GIVEN REQUEST » Omit every picture, then give all the entries again exactly.

—————

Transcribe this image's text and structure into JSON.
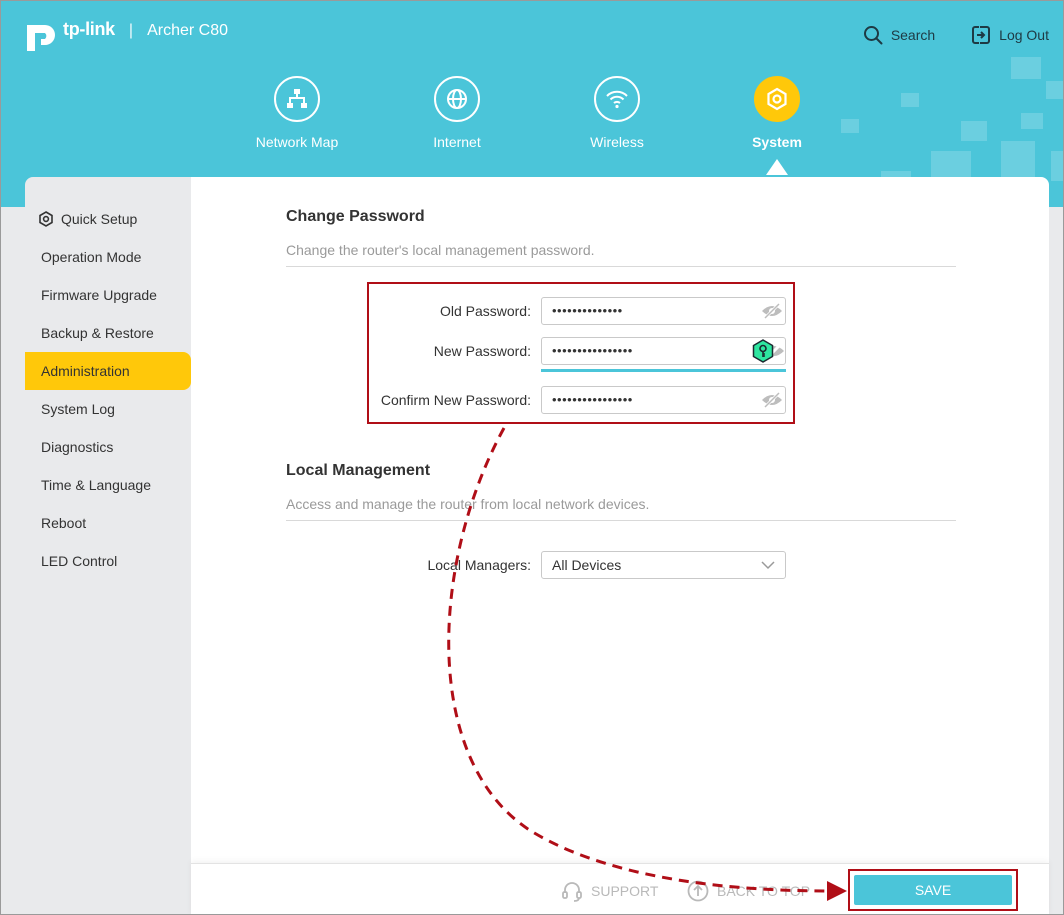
{
  "brand": {
    "logo_text": "tp-link",
    "separator": "|",
    "model": "Archer C80"
  },
  "top_actions": {
    "search": "Search",
    "logout": "Log Out"
  },
  "nav": [
    {
      "label": "Network Map",
      "icon": "network-map-icon"
    },
    {
      "label": "Internet",
      "icon": "globe-icon"
    },
    {
      "label": "Wireless",
      "icon": "wifi-icon"
    },
    {
      "label": "System",
      "icon": "gear-icon",
      "active": true
    }
  ],
  "sidebar": {
    "items": [
      {
        "label": "Quick Setup",
        "icon": "gear-icon"
      },
      {
        "label": "Operation Mode"
      },
      {
        "label": "Firmware Upgrade"
      },
      {
        "label": "Backup & Restore"
      },
      {
        "label": "Administration",
        "active": true
      },
      {
        "label": "System Log"
      },
      {
        "label": "Diagnostics"
      },
      {
        "label": "Time & Language"
      },
      {
        "label": "Reboot"
      },
      {
        "label": "LED Control"
      }
    ]
  },
  "change_password": {
    "title": "Change Password",
    "description": "Change the router's local management password.",
    "old_label": "Old Password:",
    "old_value": "••••••••••••••",
    "new_label": "New Password:",
    "new_value": "••••••••••••••••",
    "confirm_label": "Confirm New Password:",
    "confirm_value": "••••••••••••••••"
  },
  "local_management": {
    "title": "Local Management",
    "description": "Access and manage the router from local network devices.",
    "managers_label": "Local Managers:",
    "managers_value": "All Devices"
  },
  "footer": {
    "support": "SUPPORT",
    "back_to_top": "BACK TO TOP",
    "save": "SAVE"
  },
  "colors": {
    "header": "#4bc5d9",
    "accent": "#ffc80a",
    "highlight": "#b00e17",
    "save_button": "#4bc5d9"
  }
}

—————

RIGHT ANSWER »
Transcribe this image's text and structure into JSON.
{
  "brand": {
    "logo_text": "tp-link",
    "separator": "|",
    "model": "Archer C80"
  },
  "top_actions": {
    "search": "Search",
    "logout": "Log Out"
  },
  "nav": [
    {
      "label": "Network Map",
      "icon": "network-map-icon"
    },
    {
      "label": "Internet",
      "icon": "globe-icon"
    },
    {
      "label": "Wireless",
      "icon": "wifi-icon"
    },
    {
      "label": "System",
      "icon": "gear-icon",
      "active": true
    }
  ],
  "sidebar": {
    "items": [
      {
        "label": "Quick Setup",
        "icon": "gear-icon"
      },
      {
        "label": "Operation Mode"
      },
      {
        "label": "Firmware Upgrade"
      },
      {
        "label": "Backup & Restore"
      },
      {
        "label": "Administration",
        "active": true
      },
      {
        "label": "System Log"
      },
      {
        "label": "Diagnostics"
      },
      {
        "label": "Time & Language"
      },
      {
        "label": "Reboot"
      },
      {
        "label": "LED Control"
      }
    ]
  },
  "change_password": {
    "title": "Change Password",
    "description": "Change the router's local management password.",
    "old_label": "Old Password:",
    "old_value": "••••••••••••••",
    "new_label": "New Password:",
    "new_value": "••••••••••••••••",
    "confirm_label": "Confirm New Password:",
    "confirm_value": "••••••••••••••••"
  },
  "local_management": {
    "title": "Local Management",
    "description": "Access and manage the router from local network devices.",
    "managers_label": "Local Managers:",
    "managers_value": "All Devices"
  },
  "footer": {
    "support": "SUPPORT",
    "back_to_top": "BACK TO TOP",
    "save": "SAVE"
  },
  "colors": {
    "header": "#4bc5d9",
    "accent": "#ffc80a",
    "highlight": "#b00e17",
    "save_button": "#4bc5d9"
  }
}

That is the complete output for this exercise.